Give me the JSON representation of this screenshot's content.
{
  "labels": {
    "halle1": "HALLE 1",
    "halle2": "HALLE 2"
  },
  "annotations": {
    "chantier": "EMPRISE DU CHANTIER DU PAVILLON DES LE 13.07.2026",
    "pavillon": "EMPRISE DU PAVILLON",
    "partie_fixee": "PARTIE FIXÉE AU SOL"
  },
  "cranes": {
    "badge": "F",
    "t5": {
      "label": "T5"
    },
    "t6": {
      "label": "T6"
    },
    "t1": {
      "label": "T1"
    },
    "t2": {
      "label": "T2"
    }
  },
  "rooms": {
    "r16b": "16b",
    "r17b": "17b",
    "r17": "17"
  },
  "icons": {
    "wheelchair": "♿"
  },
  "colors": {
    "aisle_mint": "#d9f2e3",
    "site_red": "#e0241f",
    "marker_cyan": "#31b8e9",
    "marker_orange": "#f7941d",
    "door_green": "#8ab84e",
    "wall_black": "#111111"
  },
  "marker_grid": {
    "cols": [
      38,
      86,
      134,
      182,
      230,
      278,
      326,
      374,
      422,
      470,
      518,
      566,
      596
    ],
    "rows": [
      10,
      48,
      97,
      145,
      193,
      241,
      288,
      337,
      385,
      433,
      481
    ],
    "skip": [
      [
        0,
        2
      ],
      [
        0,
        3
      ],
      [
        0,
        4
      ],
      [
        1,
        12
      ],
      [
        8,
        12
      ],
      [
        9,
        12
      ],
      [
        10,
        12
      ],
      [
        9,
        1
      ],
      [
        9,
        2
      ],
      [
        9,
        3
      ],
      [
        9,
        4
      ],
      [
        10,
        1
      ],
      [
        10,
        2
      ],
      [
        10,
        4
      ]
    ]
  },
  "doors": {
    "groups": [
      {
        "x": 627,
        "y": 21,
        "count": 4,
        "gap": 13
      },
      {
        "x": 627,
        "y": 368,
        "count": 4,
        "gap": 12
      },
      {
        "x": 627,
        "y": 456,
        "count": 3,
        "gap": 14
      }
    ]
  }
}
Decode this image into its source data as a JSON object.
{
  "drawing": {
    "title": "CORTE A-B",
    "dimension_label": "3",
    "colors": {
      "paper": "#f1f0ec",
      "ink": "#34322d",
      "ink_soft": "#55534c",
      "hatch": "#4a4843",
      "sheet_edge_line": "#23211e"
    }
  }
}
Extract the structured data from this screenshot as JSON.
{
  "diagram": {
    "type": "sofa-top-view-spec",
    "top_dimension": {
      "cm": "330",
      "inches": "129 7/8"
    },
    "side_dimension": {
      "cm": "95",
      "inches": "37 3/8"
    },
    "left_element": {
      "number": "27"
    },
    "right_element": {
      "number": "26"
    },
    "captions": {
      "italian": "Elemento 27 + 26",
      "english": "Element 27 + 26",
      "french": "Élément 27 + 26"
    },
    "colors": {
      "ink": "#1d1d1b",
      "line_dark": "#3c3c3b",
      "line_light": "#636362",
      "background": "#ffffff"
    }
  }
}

------------------------

* [WORK TO COMPLETE] Output the lines above verbatim and in full.

* [ANSWER TO THIS PROBLEM]
Give me the JSON representation of this screenshot's content.
{
  "labels": {
    "halle1": "HALLE 1",
    "halle2": "HALLE 2"
  },
  "annotations": {
    "chantier": "EMPRISE DU CHANTIER DU PAVILLON DES LE 13.07.2026",
    "pavillon": "EMPRISE DU PAVILLON",
    "partie_fixee": "PARTIE FIXÉE AU SOL"
  },
  "cranes": {
    "badge": "F",
    "t5": {
      "label": "T5"
    },
    "t6": {
      "label": "T6"
    },
    "t1": {
      "label": "T1"
    },
    "t2": {
      "label": "T2"
    }
  },
  "rooms": {
    "r16b": "16b",
    "r17b": "17b",
    "r17": "17"
  },
  "icons": {
    "wheelchair": "♿"
  },
  "colors": {
    "aisle_mint": "#d9f2e3",
    "site_red": "#e0241f",
    "marker_cyan": "#31b8e9",
    "marker_orange": "#f7941d",
    "door_green": "#8ab84e",
    "wall_black": "#111111"
  },
  "marker_grid": {
    "cols": [
      38,
      86,
      134,
      182,
      230,
      278,
      326,
      374,
      422,
      470,
      518,
      566,
      596
    ],
    "rows": [
      10,
      48,
      97,
      145,
      193,
      241,
      288,
      337,
      385,
      433,
      481
    ],
    "skip": [
      [
        0,
        2
      ],
      [
        0,
        3
      ],
      [
        0,
        4
      ],
      [
        1,
        12
      ],
      [
        8,
        12
      ],
      [
        9,
        12
      ],
      [
        10,
        12
      ],
      [
        9,
        1
      ],
      [
        9,
        2
      ],
      [
        9,
        3
      ],
      [
        9,
        4
      ],
      [
        10,
        1
      ],
      [
        10,
        2
      ],
      [
        10,
        4
      ]
    ]
  },
  "doors": {
    "groups": [
      {
        "x": 627,
        "y": 21,
        "count": 4,
        "gap": 13
      },
      {
        "x": 627,
        "y": 368,
        "count": 4,
        "gap": 12
      },
      {
        "x": 627,
        "y": 456,
        "count": 3,
        "gap": 14
      }
    ]
  }
}
Decode this image into its source data as a JSON object.
{
  "drawing": {
    "title": "CORTE A-B",
    "dimension_label": "3",
    "colors": {
      "paper": "#f1f0ec",
      "ink": "#34322d",
      "ink_soft": "#55534c",
      "hatch": "#4a4843",
      "sheet_edge_line": "#23211e"
    }
  }
}
Extract the structured data from this screenshot as JSON.
{
  "diagram": {
    "type": "sofa-top-view-spec",
    "top_dimension": {
      "cm": "330",
      "inches": "129 7/8"
    },
    "side_dimension": {
      "cm": "95",
      "inches": "37 3/8"
    },
    "left_element": {
      "number": "27"
    },
    "right_element": {
      "number": "26"
    },
    "captions": {
      "italian": "Elemento 27 + 26",
      "english": "Element 27 + 26",
      "french": "Élément 27 + 26"
    },
    "colors": {
      "ink": "#1d1d1b",
      "line_dark": "#3c3c3b",
      "line_light": "#636362",
      "background": "#ffffff"
    }
  }
}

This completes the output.